#### [Required work]
Copy every line of the data below word for word, omitting the pictures.

#### [Raw data]
● ● ●
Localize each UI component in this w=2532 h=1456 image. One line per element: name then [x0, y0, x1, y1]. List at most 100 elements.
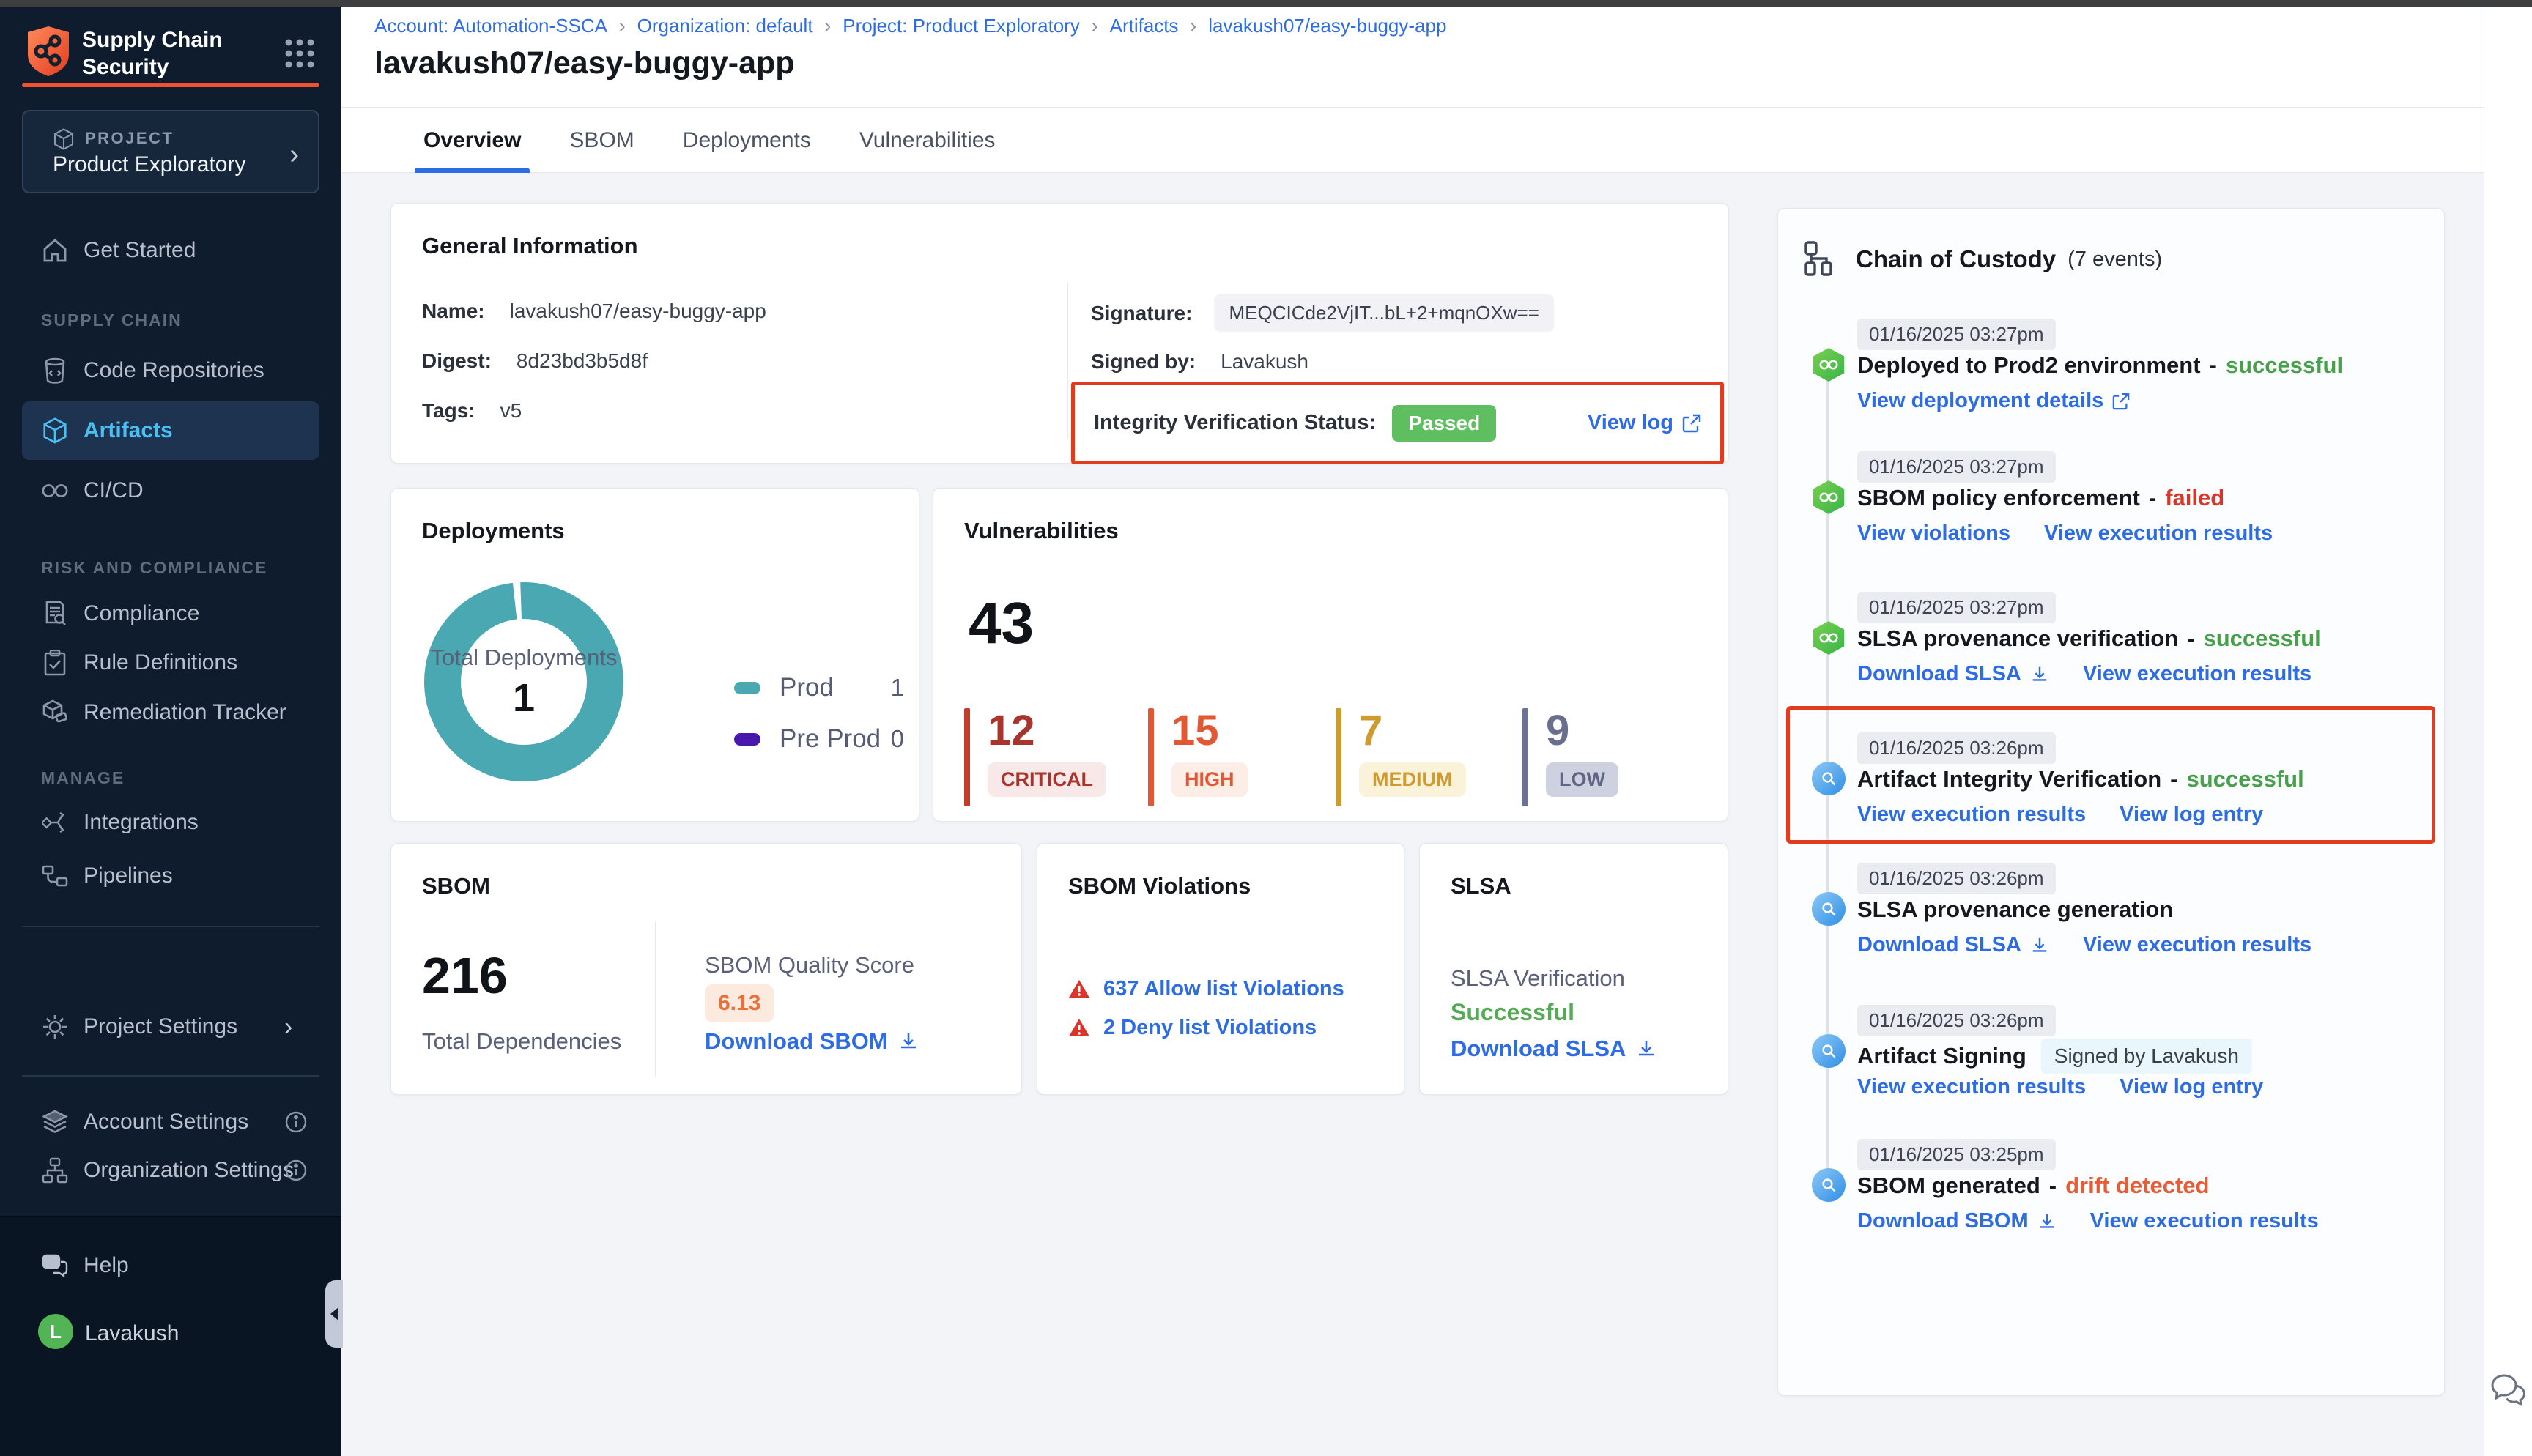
project-cube-icon — [53, 127, 75, 151]
sidebar-item-account-settings[interactable]: Account Settings — [0, 1098, 341, 1146]
card-title: SLSA — [1451, 873, 1511, 899]
breadcrumb-separator: › — [619, 15, 626, 37]
sidebar-item-organization-settings[interactable]: Organization Settings — [0, 1146, 341, 1195]
user-name[interactable]: Lavakush — [85, 1321, 179, 1346]
sidebar-item-artifacts[interactable]: Artifacts — [22, 401, 319, 460]
view-execution-results-link[interactable]: View execution results — [2083, 662, 2311, 686]
download-sbom-link[interactable]: Download SBOM — [1857, 1209, 2057, 1233]
module-grid-icon[interactable] — [284, 38, 315, 69]
breadcrumb-account[interactable]: Account: Automation-SSCA — [374, 15, 607, 37]
event-timestamp: 01/16/2025 03:27pm — [1857, 592, 2056, 623]
view-execution-results-link[interactable]: View execution results — [2044, 521, 2273, 546]
deny-list-violations-link[interactable]: 2 Deny list Violations — [1068, 1016, 1317, 1040]
event-timestamp: 01/16/2025 03:27pm — [1857, 451, 2056, 483]
sidebar-collapse-handle[interactable] — [325, 1280, 343, 1348]
breadcrumb-separator: › — [1092, 15, 1098, 37]
event-title: Artifact Integrity Verification — [1857, 766, 2161, 792]
download-icon — [2030, 936, 2049, 955]
tab-deployments[interactable]: Deployments — [683, 108, 811, 173]
sidebar-item-pipelines[interactable]: Pipelines — [0, 852, 341, 900]
deployments-card: Deployments Total Deployments 1 Prod 1 P… — [390, 488, 919, 822]
event-title: Artifact Signing — [1857, 1043, 2026, 1069]
layers-icon — [41, 1110, 69, 1134]
allow-list-violations-link[interactable]: 637 Allow list Violations — [1068, 977, 1344, 1001]
view-log-entry-link[interactable]: View log entry — [2120, 1075, 2263, 1099]
brand-accent-divider — [22, 83, 319, 87]
section-label-risk-compliance: RISK AND COMPLIANCE — [41, 558, 319, 578]
name-row: Name: lavakush07/easy-buggy-app — [422, 300, 766, 323]
sidebar-item-integrations[interactable]: Integrations — [0, 798, 341, 847]
vertical-divider — [1067, 283, 1068, 439]
severity-medium: 7 MEDIUM — [1336, 708, 1466, 806]
severity-bar — [1336, 708, 1341, 806]
tab-overview[interactable]: Overview — [423, 108, 521, 173]
sidebar-item-code-repositories[interactable]: Code Repositories — [0, 346, 341, 395]
breadcrumb-artifact-name[interactable]: lavakush07/easy-buggy-app — [1208, 15, 1446, 37]
project-selector[interactable]: PROJECT Product Exploratory › — [22, 110, 319, 193]
download-sbom-link[interactable]: Download SBOM — [705, 1028, 919, 1055]
breadcrumb-separator: › — [1191, 15, 1197, 37]
sbom-quality-score: 6.13 — [705, 984, 774, 1022]
tab-sbom[interactable]: SBOM — [569, 108, 634, 173]
clipboard-check-icon — [41, 650, 69, 676]
event-title: SBOM generated — [1857, 1173, 2040, 1199]
pipeline-event-icon — [1812, 480, 1846, 514]
download-icon — [2037, 1212, 2057, 1231]
severity-bar — [964, 708, 970, 806]
event-timestamp: 01/16/2025 03:26pm — [1857, 1005, 2056, 1036]
sidebar-item-remediation-tracker[interactable]: Remediation Tracker — [0, 688, 341, 737]
help-chat-bubble-icon[interactable] — [2490, 1371, 2528, 1408]
sbom-total: 216 — [422, 946, 508, 1005]
sbom-card: SBOM 216 Total Dependencies SBOM Quality… — [390, 843, 1022, 1095]
user-avatar[interactable]: L — [38, 1314, 73, 1349]
view-log-link[interactable]: View log — [1588, 411, 1701, 435]
view-deployment-details-link[interactable]: View deployment details — [1857, 389, 2130, 413]
sidebar-item-ci-cd[interactable]: CI/CD — [0, 467, 341, 515]
view-execution-results-link[interactable]: View execution results — [2083, 933, 2311, 957]
chevron-right-icon: › — [284, 1013, 292, 1041]
chain-of-custody-count: (7 events) — [2068, 248, 2162, 272]
card-title: SBOM Violations — [1068, 873, 1251, 899]
view-violations-link[interactable]: View violations — [1857, 521, 2010, 546]
view-execution-results-link[interactable]: View execution results — [1857, 803, 2086, 827]
home-icon — [41, 237, 69, 264]
infinity-icon — [41, 481, 69, 500]
warning-triangle-icon — [1068, 979, 1090, 999]
slsa-status: Successful — [1451, 999, 1574, 1026]
tab-vulnerabilities[interactable]: Vulnerabilities — [859, 108, 996, 173]
sidebar-item-compliance[interactable]: Compliance — [0, 590, 341, 638]
severity-high: 15 HIGH — [1148, 708, 1248, 806]
app-title: Supply Chain Security — [82, 26, 223, 81]
view-log-entry-link[interactable]: View log entry — [2120, 803, 2263, 827]
pre-prod-swatch-icon — [734, 733, 760, 746]
external-link-icon — [1682, 414, 1701, 433]
sidebar-item-help[interactable]: ? Help — [0, 1241, 341, 1290]
page-title: lavakush07/easy-buggy-app — [374, 45, 795, 81]
integrations-icon — [41, 810, 69, 835]
view-execution-results-link[interactable]: View execution results — [2090, 1209, 2319, 1233]
chevron-right-icon: › — [289, 139, 299, 171]
breadcrumb: Account: Automation-SSCA › Organization: … — [374, 15, 1446, 37]
vertical-divider — [655, 921, 656, 1077]
breadcrumb-artifacts[interactable]: Artifacts — [1110, 15, 1179, 37]
digest-row: Digest: 8d23bd3b5d8f — [422, 349, 648, 373]
sidebar-item-project-settings[interactable]: Project Settings › — [0, 1003, 341, 1051]
breadcrumb-project[interactable]: Project: Product Exploratory — [843, 15, 1080, 37]
collapse-arrow-icon — [330, 1307, 338, 1321]
sidebar-item-rule-definitions[interactable]: Rule Definitions — [0, 639, 341, 687]
sbom-quality-label: SBOM Quality Score — [705, 952, 914, 978]
signature-value: MEQCICde2VjIT...bL+2+mqnOXw== — [1214, 294, 1553, 332]
download-slsa-link[interactable]: Download SLSA — [1451, 1036, 1656, 1062]
sidebar-item-get-started[interactable]: Get Started — [0, 226, 341, 275]
vulnerabilities-total: 43 — [969, 590, 1034, 657]
pipelines-icon — [41, 864, 69, 888]
signature-row: Signature: MEQCICde2VjIT...bL+2+mqnOXw==… — [1091, 294, 1699, 332]
project-name: Product Exploratory — [53, 152, 245, 177]
event-timestamp: 01/16/2025 03:25pm — [1857, 1139, 2056, 1170]
download-slsa-link[interactable]: Download SLSA — [1857, 662, 2049, 686]
download-slsa-link[interactable]: Download SLSA — [1857, 933, 2049, 957]
view-execution-results-link[interactable]: View execution results — [1857, 1075, 2086, 1099]
breadcrumb-organization[interactable]: Organization: default — [637, 15, 813, 37]
external-link-icon — [2112, 393, 2130, 410]
card-title: Deployments — [422, 518, 565, 544]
● ● ●
#### [Result below]
Localize each UI component in this w=2532 h=1456 image. One line per element: name then [x0, y0, x1, y1]. List at most 100 elements.
project-cube-icon — [53, 127, 75, 151]
sidebar-item-account-settings[interactable]: Account Settings — [0, 1098, 341, 1146]
card-title: SLSA — [1451, 873, 1511, 899]
breadcrumb-separator: › — [619, 15, 626, 37]
sidebar-item-organization-settings[interactable]: Organization Settings — [0, 1146, 341, 1195]
user-name[interactable]: Lavakush — [85, 1321, 179, 1346]
sidebar-item-artifacts[interactable]: Artifacts — [22, 401, 319, 460]
view-execution-results-link[interactable]: View execution results — [2083, 662, 2311, 686]
download-sbom-link[interactable]: Download SBOM — [1857, 1209, 2057, 1233]
module-grid-icon[interactable] — [284, 38, 315, 69]
breadcrumb-account[interactable]: Account: Automation-SSCA — [374, 15, 607, 37]
event-timestamp: 01/16/2025 03:27pm — [1857, 592, 2056, 623]
view-execution-results-link[interactable]: View execution results — [2044, 521, 2273, 546]
deny-list-violations-link[interactable]: 2 Deny list Violations — [1068, 1016, 1317, 1040]
event-timestamp: 01/16/2025 03:27pm — [1857, 451, 2056, 483]
sidebar-collapse-handle[interactable] — [325, 1280, 343, 1348]
breadcrumb-separator: › — [1092, 15, 1098, 37]
event-title: Artifact Integrity Verification — [1857, 766, 2161, 792]
download-icon — [2030, 936, 2049, 955]
tab-deployments[interactable]: Deployments — [683, 108, 811, 173]
sidebar-item-pipelines[interactable]: Pipelines — [0, 852, 341, 900]
deployments-card: Deployments Total Deployments 1 Prod 1 P… — [390, 488, 919, 822]
event-title: Artifact Signing — [1857, 1043, 2026, 1069]
layers-icon — [41, 1110, 69, 1134]
allow-list-violations-link[interactable]: 637 Allow list Violations — [1068, 977, 1344, 1001]
view-log-entry-link[interactable]: View log entry — [2120, 1075, 2263, 1099]
brand-accent-divider — [22, 83, 319, 87]
section-label-risk-compliance: RISK AND COMPLIANCE — [41, 558, 319, 578]
name-row: Name: lavakush07/easy-buggy-app — [422, 300, 766, 323]
sidebar-item-integrations[interactable]: Integrations — [0, 798, 341, 847]
vertical-divider — [1067, 283, 1068, 439]
severity-medium: 7 MEDIUM — [1336, 708, 1466, 806]
severity-bar — [1336, 708, 1341, 806]
tab-overview[interactable]: Overview — [423, 108, 521, 173]
sidebar-item-code-repositories[interactable]: Code Repositories — [0, 346, 341, 395]
breadcrumb-artifact-name[interactable]: lavakush07/easy-buggy-app — [1208, 15, 1446, 37]
project-selector[interactable]: PROJECT Product Exploratory › — [22, 110, 319, 193]
download-sbom-link[interactable]: Download SBOM — [705, 1028, 919, 1055]
breadcrumb-separator: › — [1191, 15, 1197, 37]
sbom-quality-score: 6.13 — [705, 984, 774, 1022]
tab-sbom[interactable]: SBOM — [569, 108, 634, 173]
clipboard-check-icon — [41, 650, 69, 676]
event-title: SBOM generated — [1857, 1173, 2040, 1199]
pipeline-event-icon — [1812, 480, 1846, 514]
download-icon — [2037, 1212, 2057, 1231]
severity-bar — [964, 708, 970, 806]
event-timestamp: 01/16/2025 03:26pm — [1857, 1005, 2056, 1036]
sidebar-item-remediation-tracker[interactable]: Remediation Tracker — [0, 688, 341, 737]
help-chat-bubble-icon[interactable] — [2490, 1371, 2528, 1408]
sbom-total: 216 — [422, 946, 508, 1005]
sbom-card: SBOM 216 Total Dependencies SBOM Quality… — [390, 843, 1022, 1095]
user-avatar[interactable]: L — [38, 1314, 73, 1349]
view-log-link[interactable]: View log — [1588, 411, 1701, 435]
view-deployment-details-link[interactable]: View deployment details — [1857, 389, 2130, 413]
sidebar-item-ci-cd[interactable]: CI/CD — [0, 467, 341, 515]
view-execution-results-link[interactable]: View execution results — [2083, 933, 2311, 957]
chevron-right-icon: › — [284, 1013, 292, 1041]
chain-of-custody-count: (7 events) — [2068, 248, 2162, 272]
card-title: SBOM Violations — [1068, 873, 1251, 899]
view-violations-link[interactable]: View violations — [1857, 521, 2010, 546]
view-execution-results-link[interactable]: View execution results — [1857, 803, 2086, 827]
home-icon — [41, 237, 69, 264]
infinity-icon — [41, 481, 69, 500]
warning-triangle-icon — [1068, 979, 1090, 999]
slsa-status: Successful — [1451, 999, 1574, 1026]
tab-vulnerabilities[interactable]: Vulnerabilities — [859, 108, 996, 173]
sidebar-item-compliance[interactable]: Compliance — [0, 590, 341, 638]
severity-high: 15 HIGH — [1148, 708, 1248, 806]
app-title: Supply Chain Security — [82, 26, 223, 81]
view-log-entry-link[interactable]: View log entry — [2120, 803, 2263, 827]
pre-prod-swatch-icon — [734, 733, 760, 746]
external-link-icon — [1682, 414, 1701, 433]
sidebar-item-help[interactable]: ? Help — [0, 1241, 341, 1290]
page-title: lavakush07/easy-buggy-app — [374, 45, 795, 81]
integrations-icon — [41, 810, 69, 835]
view-execution-results-link[interactable]: View execution results — [2090, 1209, 2319, 1233]
chevron-right-icon: › — [289, 139, 299, 171]
breadcrumb: Account: Automation-SSCA › Organization: … — [374, 15, 1446, 37]
vertical-divider — [655, 921, 656, 1077]
breadcrumb-artifacts[interactable]: Artifacts — [1110, 15, 1179, 37]
digest-row: Digest: 8d23bd3b5d8f — [422, 349, 648, 373]
sidebar-item-project-settings[interactable]: Project Settings › — [0, 1003, 341, 1051]
breadcrumb-project[interactable]: Project: Product Exploratory — [843, 15, 1080, 37]
collapse-arrow-icon — [330, 1307, 338, 1321]
sidebar-item-rule-definitions[interactable]: Rule Definitions — [0, 639, 341, 687]
sbom-quality-label: SBOM Quality Score — [705, 952, 914, 978]
signature-value: MEQCICde2VjIT...bL+2+mqnOXw== — [1214, 294, 1553, 332]
download-slsa-link[interactable]: Download SLSA — [1451, 1036, 1656, 1062]
sidebar-item-get-started[interactable]: Get Started — [0, 226, 341, 275]
vulnerabilities-total: 43 — [969, 590, 1034, 657]
pipelines-icon — [41, 864, 69, 888]
signature-row: Signature: MEQCICde2VjIT...bL+2+mqnOXw==… — [1091, 294, 1699, 332]
project-name: Product Exploratory — [53, 152, 245, 177]
event-timestamp: 01/16/2025 03:25pm — [1857, 1139, 2056, 1170]
download-slsa-link[interactable]: Download SLSA — [1857, 662, 2049, 686]
download-slsa-link[interactable]: Download SLSA — [1857, 933, 2049, 957]
view-execution-results-link[interactable]: View execution results — [1857, 1075, 2086, 1099]
breadcrumb-organization[interactable]: Organization: default — [637, 15, 813, 37]
external-link-icon — [2112, 393, 2130, 410]
card-title: Deployments — [422, 518, 565, 544]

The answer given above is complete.